→ PROBLEM SET:
1 - In the commentary on the right to buy, what did the maximum discount for a house become, and what was it before?
2 - Please say whether each statement agrees with the commentary on the right to buy, answering yes or no and quoting the words that decide it. (a) Giving council houses away to tenants was too radical even for Margaret Thatcher. (b) In July, maximum discounts in London rose to £77,000. (c) Flo's law sets a cap on the service charges that councils can impose on leaseholders.

→ DOCUMENT SEGMENT:
+ + + +

Next June it will be 40 years since it was first proposed that council houses should be given away to tenants. It was too radical even for Margaret Thatcher, but there is always someone who will resuscitate a daft idea. This time it’s Paul Kirby, the erstwhile head of the No.10 policy unit.
You can read the maths on his blog. What you can’t do is find any notion that social housing has any value other than its sale price. Like right to buy (which presumably Kirby regards as a timidly unambitious policy), it ignores social housing as an asset: something that needs looking after and will serve future generations. I imagine that what annoys such pundits about the sale of the Royal Mail is not that it was done cheaply but that the buyers were forced to pay for it.
I also imagine that Eric Pickles would be happy to adopt Kirby’s plan, but for the moment his hands are tied. He’s doing his best, however, and in the last few weeks we have seen three further steps towards making the right to buy even more generous – to the buyers. First, in July, maximum discounts rose to £77,000 (£102,700 in London) and from now on will increase in step with inflation. Second, the maximum discount for a house, previously 60%, became 70% (in line with that for a flat). Third, this month, the government implemented what Eric charmingly calls ‘Flo’s law’, which sets a cap on the service charges that councils can impose on leaseholders, most of whom are in flats bought via the right to buy.
All of these undermine the asset value of social housing but the third actually shifts costs from the right to buy purchaser back to the local authority. When the original consultation took place last year, CIH, London Councils and others warned that, effectively, council tenants would have to subsidise major renovations in blocks of flats where there are leaseholders, in order to keep service charges within the new limits. However, this government increasingly treats the consultation phase of its proposals as it would the Royal Assent to legislation: an unfortunate requirement that delays the outcome but is otherwise unlikely to change it. Councils have been left to work out whether they should forego government subsidy so as to continue to be able to apportion service charges fairly, or whether they should partly absorb them into their housing revenue accounts (which means tenants subsidising neighbouring owners who have already been subsidised once via the discounts they received when they bought their flats).
Pickles can’t of course resist putting the blame for high service charges on councils and is ‘appalled’ by how they treat leaseholders. It’s also true that buyers can find themselves landed with massive charges when roofs or lifts are replaced, and immediately blame the local authority for charging them while tenants get the work for ‘free’. Pickles is keen to perpetuate this myth, even though achieving the Decent Homes Standard is government policy and, of course, tenants are paying for improvements through their rents.

+ + + +

→ RECORDS PROVIDED:
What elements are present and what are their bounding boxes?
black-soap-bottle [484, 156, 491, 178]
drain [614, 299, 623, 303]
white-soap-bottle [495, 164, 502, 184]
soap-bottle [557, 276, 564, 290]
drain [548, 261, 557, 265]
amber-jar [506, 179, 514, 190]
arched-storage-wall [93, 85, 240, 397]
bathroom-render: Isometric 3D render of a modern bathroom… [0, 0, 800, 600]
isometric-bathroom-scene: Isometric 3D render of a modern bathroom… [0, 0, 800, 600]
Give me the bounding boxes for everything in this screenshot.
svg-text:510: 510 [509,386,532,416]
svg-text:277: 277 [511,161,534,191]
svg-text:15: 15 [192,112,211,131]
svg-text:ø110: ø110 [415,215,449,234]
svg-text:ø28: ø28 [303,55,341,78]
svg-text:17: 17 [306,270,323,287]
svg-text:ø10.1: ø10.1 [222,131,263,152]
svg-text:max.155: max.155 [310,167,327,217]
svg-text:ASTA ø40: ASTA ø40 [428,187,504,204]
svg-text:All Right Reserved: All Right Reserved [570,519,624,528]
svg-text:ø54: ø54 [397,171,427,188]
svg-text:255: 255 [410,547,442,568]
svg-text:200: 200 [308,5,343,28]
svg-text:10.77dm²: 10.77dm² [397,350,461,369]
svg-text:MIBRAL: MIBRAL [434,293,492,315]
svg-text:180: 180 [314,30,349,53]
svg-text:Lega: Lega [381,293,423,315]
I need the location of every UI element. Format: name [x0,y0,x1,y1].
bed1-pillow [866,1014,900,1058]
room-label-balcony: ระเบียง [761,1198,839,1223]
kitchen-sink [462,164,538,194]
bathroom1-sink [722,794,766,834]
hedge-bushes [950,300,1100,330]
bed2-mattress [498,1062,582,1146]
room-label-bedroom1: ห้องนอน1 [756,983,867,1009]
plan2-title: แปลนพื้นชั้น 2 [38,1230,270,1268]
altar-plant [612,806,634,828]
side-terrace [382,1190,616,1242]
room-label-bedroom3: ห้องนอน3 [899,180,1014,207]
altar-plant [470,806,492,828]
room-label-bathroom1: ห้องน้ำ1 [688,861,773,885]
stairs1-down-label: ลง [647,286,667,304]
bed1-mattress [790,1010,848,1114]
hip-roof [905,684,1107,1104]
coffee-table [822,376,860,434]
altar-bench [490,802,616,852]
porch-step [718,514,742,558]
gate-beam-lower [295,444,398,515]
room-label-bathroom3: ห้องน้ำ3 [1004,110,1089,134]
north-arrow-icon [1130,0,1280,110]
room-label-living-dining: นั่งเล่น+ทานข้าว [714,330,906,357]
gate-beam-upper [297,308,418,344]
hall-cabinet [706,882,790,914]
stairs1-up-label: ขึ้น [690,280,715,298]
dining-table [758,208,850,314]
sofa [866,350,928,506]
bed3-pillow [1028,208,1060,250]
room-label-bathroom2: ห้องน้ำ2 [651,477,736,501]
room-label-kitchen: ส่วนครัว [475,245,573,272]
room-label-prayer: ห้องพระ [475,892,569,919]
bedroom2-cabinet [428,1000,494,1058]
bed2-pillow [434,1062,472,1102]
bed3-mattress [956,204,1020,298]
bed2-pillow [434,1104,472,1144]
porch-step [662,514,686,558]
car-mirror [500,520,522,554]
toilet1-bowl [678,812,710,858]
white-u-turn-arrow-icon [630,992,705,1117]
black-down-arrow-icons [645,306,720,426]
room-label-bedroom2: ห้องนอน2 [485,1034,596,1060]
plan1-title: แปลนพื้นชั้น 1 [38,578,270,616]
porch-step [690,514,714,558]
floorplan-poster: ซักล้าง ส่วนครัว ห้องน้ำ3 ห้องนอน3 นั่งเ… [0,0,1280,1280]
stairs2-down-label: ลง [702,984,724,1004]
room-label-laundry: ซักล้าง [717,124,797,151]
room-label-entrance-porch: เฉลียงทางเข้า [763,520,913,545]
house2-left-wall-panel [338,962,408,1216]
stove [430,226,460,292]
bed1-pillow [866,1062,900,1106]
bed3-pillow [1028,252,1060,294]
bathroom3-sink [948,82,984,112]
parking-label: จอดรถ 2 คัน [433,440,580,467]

+ + + +

→ WORKED ANSWERS:
1 - It became 70%; it was previously 60%.

2 -
(a) Yes: "It was too radical even for Margaret Thatcher"
(b) No: "maximum discounts rose to £77,000 (£102,700 in London)"
(c) Yes: "sets a cap on the service charges that councils can impose on leaseholders"